-- DATA FOR THIS TASK --
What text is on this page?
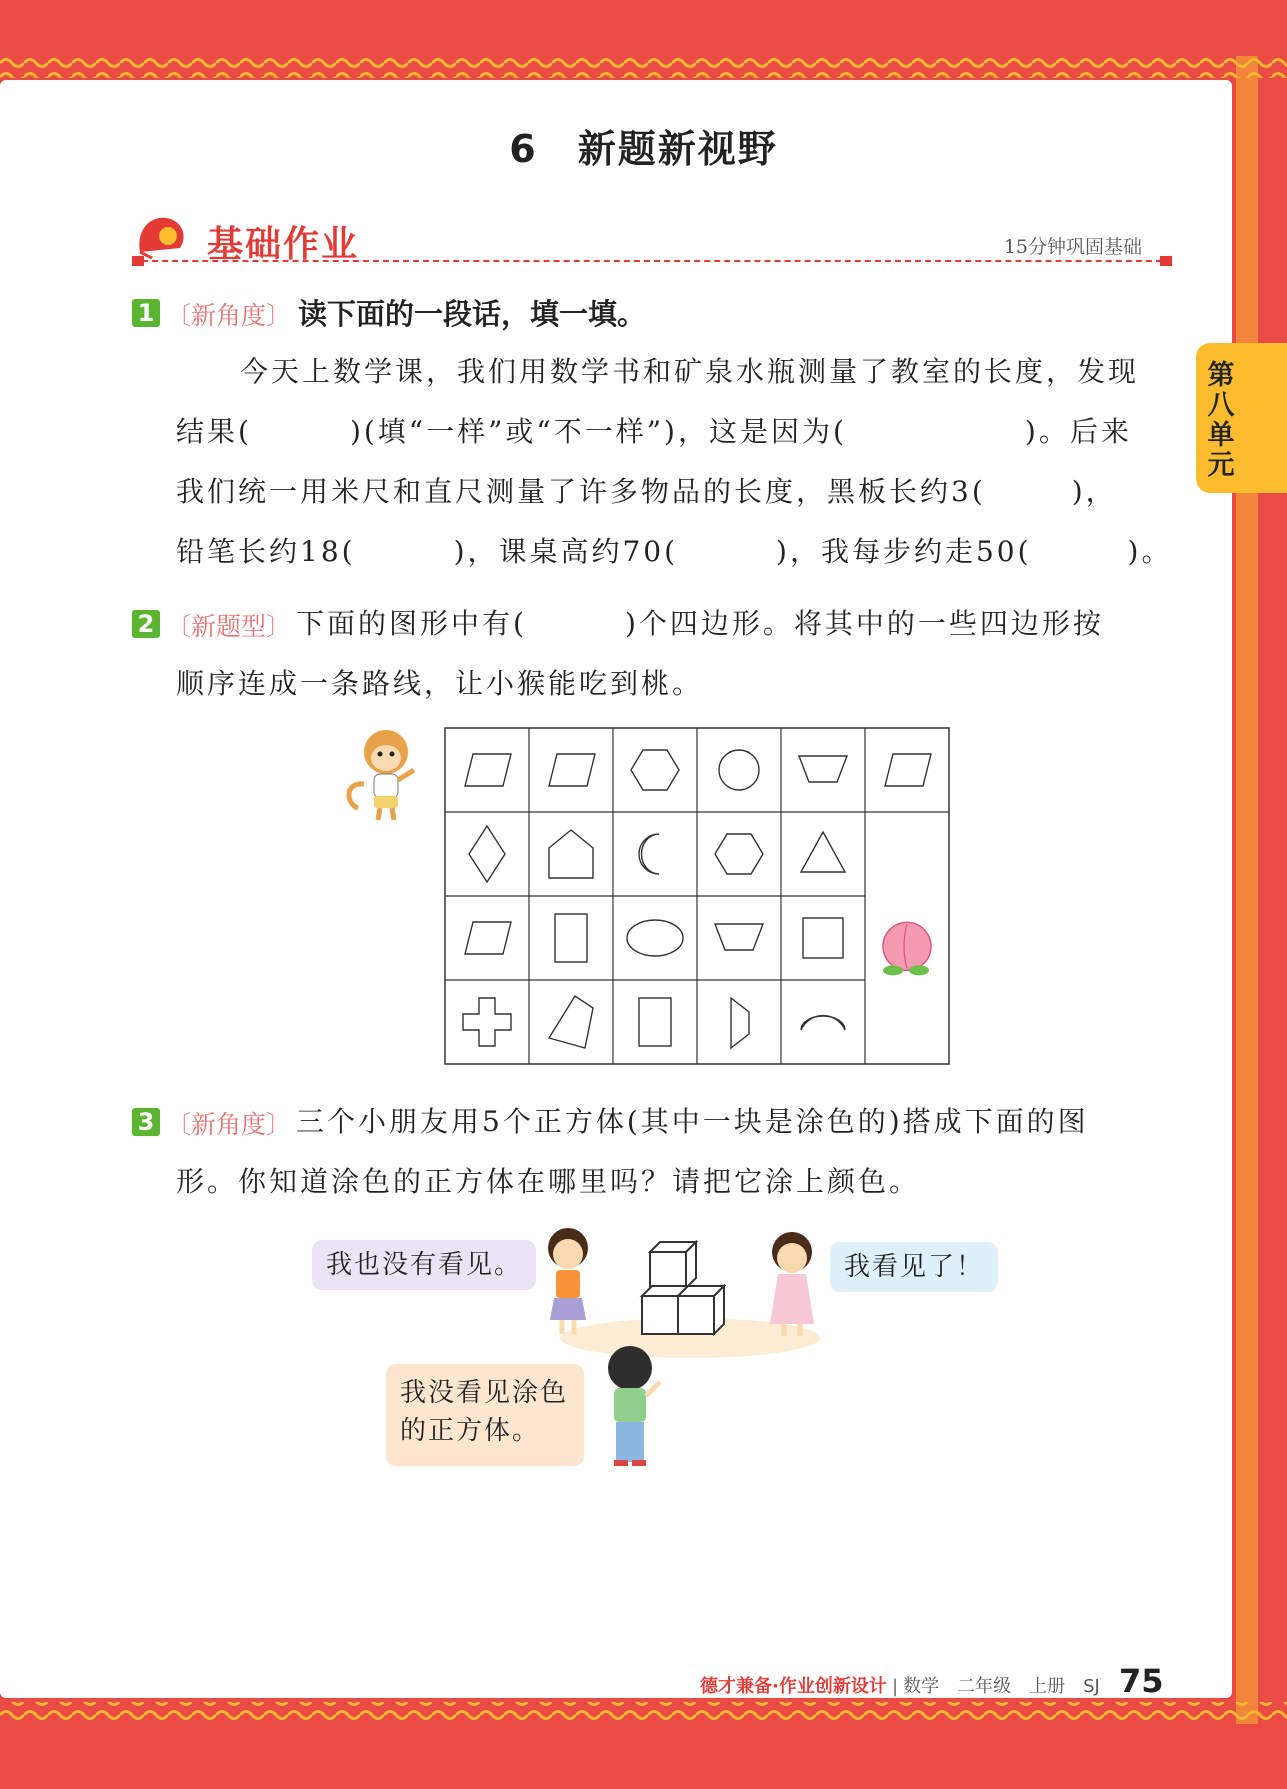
6　新题新视野
基础作业	15分钟巩固基础
第八单元
1 〔新角度〕 读下面的一段话，填一填。
今天上数学课，我们用数学书和矿泉水瓶测量了教室的长度，发现
结果(	)(填“一样”或“不一样”)，这是因为(	)。后来
我们统一用米尺和直尺测量了许多物品的长度，黑板长约3(	)，
铅笔长约18(	)，课桌高约70(	)，我每步约走50(	)。
2 〔新题型〕 下面的图形中有(	)个四边形。将其中的一些四边形按
顺序连成一条路线，让小猴能吃到桃。
3 〔新角度〕 三个小朋友用5个正方体(其中一块是涂色的)搭成下面的图
形。你知道涂色的正方体在哪里吗？请把它涂上颜色。
我也没有看见。	我看见了！
我没看见涂色
的正方体。
德才兼备·作业创新设计 | 数学　二年级　上册　SJ 75
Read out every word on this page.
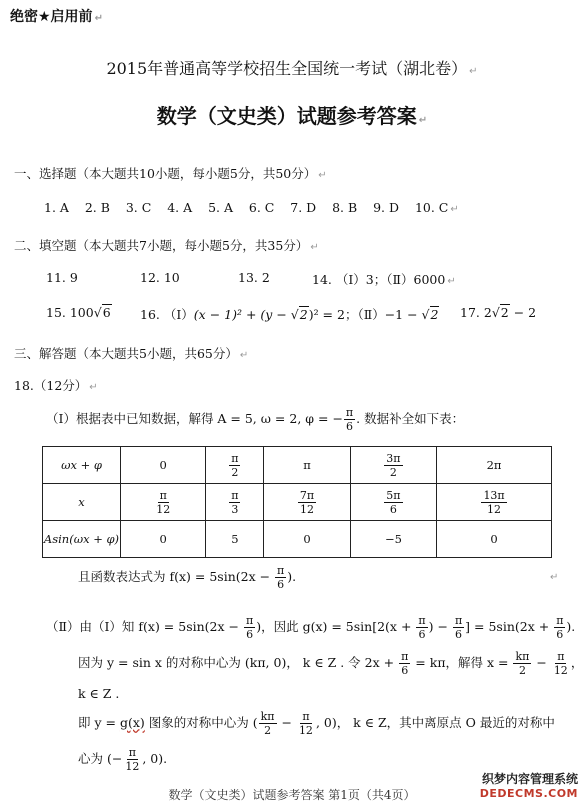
绝密★启用前 ↵
2015年普通高等学校招生全国统一考试（湖北卷） ↵
数学（文史类）试题参考答案 ↵
一、选择题（本大题共10小题，每小题5分，共50分） ↵
1. A 2. B 3. C 4. A 5. A 6. C 7. D 8. B 9. D 10. C ↵
二、填空题（本大题共7小题，每小题5分，共35分） ↵
11. 9	12. 10	13. 2	14. （Ⅰ）3；（Ⅱ）6000 ↵
15. 100√6 16. （Ⅰ）(x − 1)² + (y − √2)² = 2；（Ⅱ）−1 − √2 17. 2√2 − 2
三、解答题（本大题共5小题，共65分） ↵
18.（12分） ↵
（Ⅰ）根据表中已知数据，解得 A = 5, ω = 2, φ = − $\frac{\pi}{6}$ . 数据补全如下表：
ωx + φ	0	$\frac{\pi}{2}$	π	$\frac{3\pi}{2}$	2π
x	$\frac{\pi}{12}$	$\frac{\pi}{3}$	$\frac{7\pi}{12}$	$\frac{5\pi}{6}$	$\frac{13\pi}{12}$

Asin(ωx + φ)	0	5	0	−5	0
且函数表达式为 $f(x) = 5\sin(2x - \frac{\pi}{6}$ ).	↵
（Ⅱ）由（Ⅰ）知 $f(x) = 5\sin(2x - \frac{\pi}{6}$ )，因此 $g(x) = 5\sin[2(x + \frac{\pi}{6}$ ) − $\frac{\pi}{6}$ ] = $5\sin(2x + \frac{\pi}{6}$ ).
因为 y = sin x 的对称中心为 (kπ, 0)， k ∈ Z . 令 $2x + \frac{\pi}{6} = k\pi$，解得 $x = \frac{k\pi}{2} - \frac{\pi}{12}$ ，
k ∈ Z .
即 y = g(x) 图象的对称中心为 ( $\frac{k\pi}{2} - \frac{\pi}{12}$ , 0)， k ∈ Z，其中离原点 O 最近的对称中
心为 (− $\frac{\pi}{12}$ , 0).
数学（文史类）试题参考答案 第1页（共4页）
织梦内容管理系统
DEDECMS.COM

-- THE EXERCISE --
Make an exact copy of every entry above, minus the images.

-- WRITTEN SOLUTION --
What text is on this page?
6　新题新视野
基础作业	15分钟巩固基础
第八单元
1 〔新角度〕 读下面的一段话，填一填。
今天上数学课，我们用数学书和矿泉水瓶测量了教室的长度，发现
结果(	)(填“一样”或“不一样”)，这是因为(	)。后来
我们统一用米尺和直尺测量了许多物品的长度，黑板长约3(	)，
铅笔长约18(	)，课桌高约70(	)，我每步约走50(	)。
2 〔新题型〕 下面的图形中有(	)个四边形。将其中的一些四边形按
顺序连成一条路线，让小猴能吃到桃。
3 〔新角度〕 三个小朋友用5个正方体(其中一块是涂色的)搭成下面的图
形。你知道涂色的正方体在哪里吗？请把它涂上颜色。
我也没有看见。	我看见了！
我没看见涂色
的正方体。
德才兼备·作业创新设计 | 数学　二年级　上册　SJ 75
Read out every word on this page.
绝密★启用前 ↵
2015年普通高等学校招生全国统一考试（湖北卷） ↵
数学（文史类）试题参考答案 ↵
一、选择题（本大题共10小题，每小题5分，共50分） ↵
1. A 2. B 3. C 4. A 5. A 6. C 7. D 8. B 9. D 10. C ↵
二、填空题（本大题共7小题，每小题5分，共35分） ↵
11. 9	12. 10	13. 2	14. （Ⅰ）3；（Ⅱ）6000 ↵
15. 100√6 16. （Ⅰ）(x − 1)² + (y − √2)² = 2；（Ⅱ）−1 − √2 17. 2√2 − 2
三、解答题（本大题共5小题，共65分） ↵
18.（12分） ↵
（Ⅰ）根据表中已知数据，解得 A = 5, ω = 2, φ = − $\frac{\pi}{6}$ . 数据补全如下表：
ωx + φ	0	$\frac{\pi}{2}$	π	$\frac{3\pi}{2}$	2π
x	$\frac{\pi}{12}$	$\frac{\pi}{3}$	$\frac{7\pi}{12}$	$\frac{5\pi}{6}$	$\frac{13\pi}{12}$

Asin(ωx + φ)	0	5	0	−5	0
且函数表达式为 $f(x) = 5\sin(2x - \frac{\pi}{6}$ ).	↵
（Ⅱ）由（Ⅰ）知 $f(x) = 5\sin(2x - \frac{\pi}{6}$ )，因此 $g(x) = 5\sin[2(x + \frac{\pi}{6}$ ) − $\frac{\pi}{6}$ ] = $5\sin(2x + \frac{\pi}{6}$ ).
因为 y = sin x 的对称中心为 (kπ, 0)， k ∈ Z . 令 $2x + \frac{\pi}{6} = k\pi$，解得 $x = \frac{k\pi}{2} - \frac{\pi}{12}$ ，
k ∈ Z .
即 y = g(x) 图象的对称中心为 ( $\frac{k\pi}{2} - \frac{\pi}{12}$ , 0)， k ∈ Z，其中离原点 O 最近的对称中
心为 (− $\frac{\pi}{12}$ , 0).
数学（文史类）试题参考答案 第1页（共4页）
织梦内容管理系统
DEDECMS.COM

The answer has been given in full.